# start of DATA EXTRACT

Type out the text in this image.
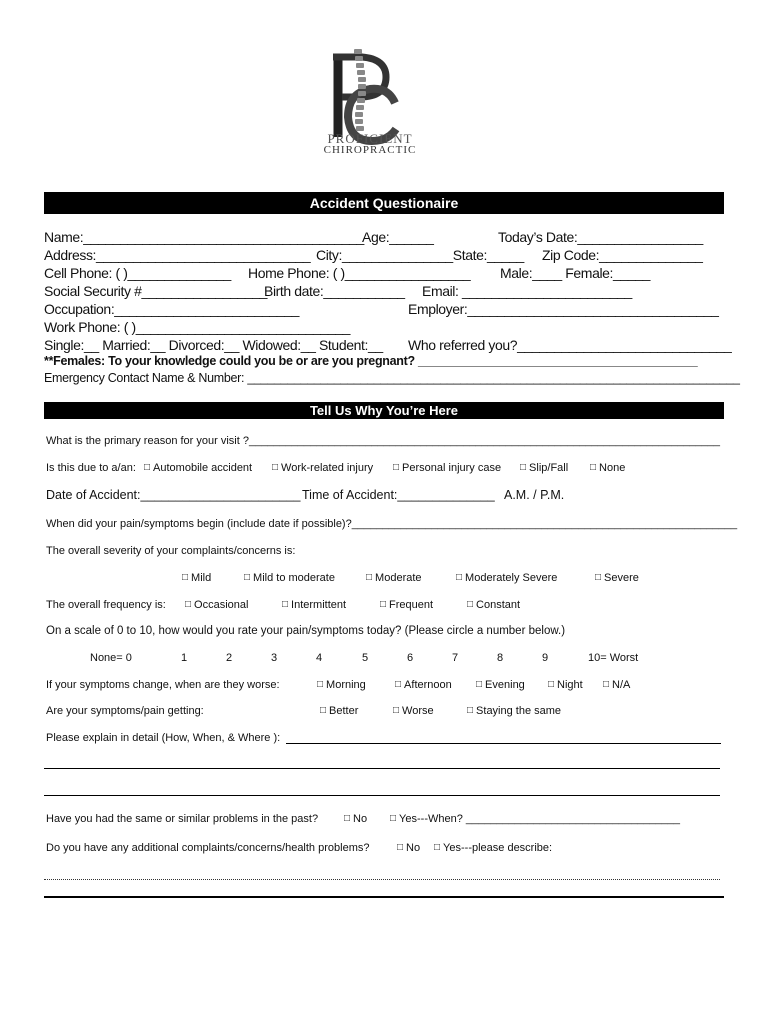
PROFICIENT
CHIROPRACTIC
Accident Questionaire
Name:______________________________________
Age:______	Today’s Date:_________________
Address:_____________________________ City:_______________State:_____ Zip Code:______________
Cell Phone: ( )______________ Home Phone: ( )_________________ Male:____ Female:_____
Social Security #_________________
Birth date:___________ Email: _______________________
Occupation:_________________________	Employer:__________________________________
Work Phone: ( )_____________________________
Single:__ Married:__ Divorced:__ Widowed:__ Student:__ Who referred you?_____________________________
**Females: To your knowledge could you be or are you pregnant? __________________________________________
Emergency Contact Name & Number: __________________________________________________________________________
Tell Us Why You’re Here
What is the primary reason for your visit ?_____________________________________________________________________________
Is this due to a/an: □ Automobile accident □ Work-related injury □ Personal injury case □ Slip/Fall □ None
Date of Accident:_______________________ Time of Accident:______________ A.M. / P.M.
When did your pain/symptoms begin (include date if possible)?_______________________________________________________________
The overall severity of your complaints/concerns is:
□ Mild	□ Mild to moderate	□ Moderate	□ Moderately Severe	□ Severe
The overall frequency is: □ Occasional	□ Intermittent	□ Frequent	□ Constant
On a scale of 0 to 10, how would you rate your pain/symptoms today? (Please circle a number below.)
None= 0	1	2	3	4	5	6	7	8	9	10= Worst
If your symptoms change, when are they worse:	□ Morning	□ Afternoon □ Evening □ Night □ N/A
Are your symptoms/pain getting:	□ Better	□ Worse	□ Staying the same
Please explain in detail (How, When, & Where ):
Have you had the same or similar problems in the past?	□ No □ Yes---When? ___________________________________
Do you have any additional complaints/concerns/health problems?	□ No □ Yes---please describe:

# end of DATA EXTRACT

| REQUEST |
Among the lines of the listing, how many hold the string "complaints"? Respond with only the number.

| PROBLEM SOLUTION |
2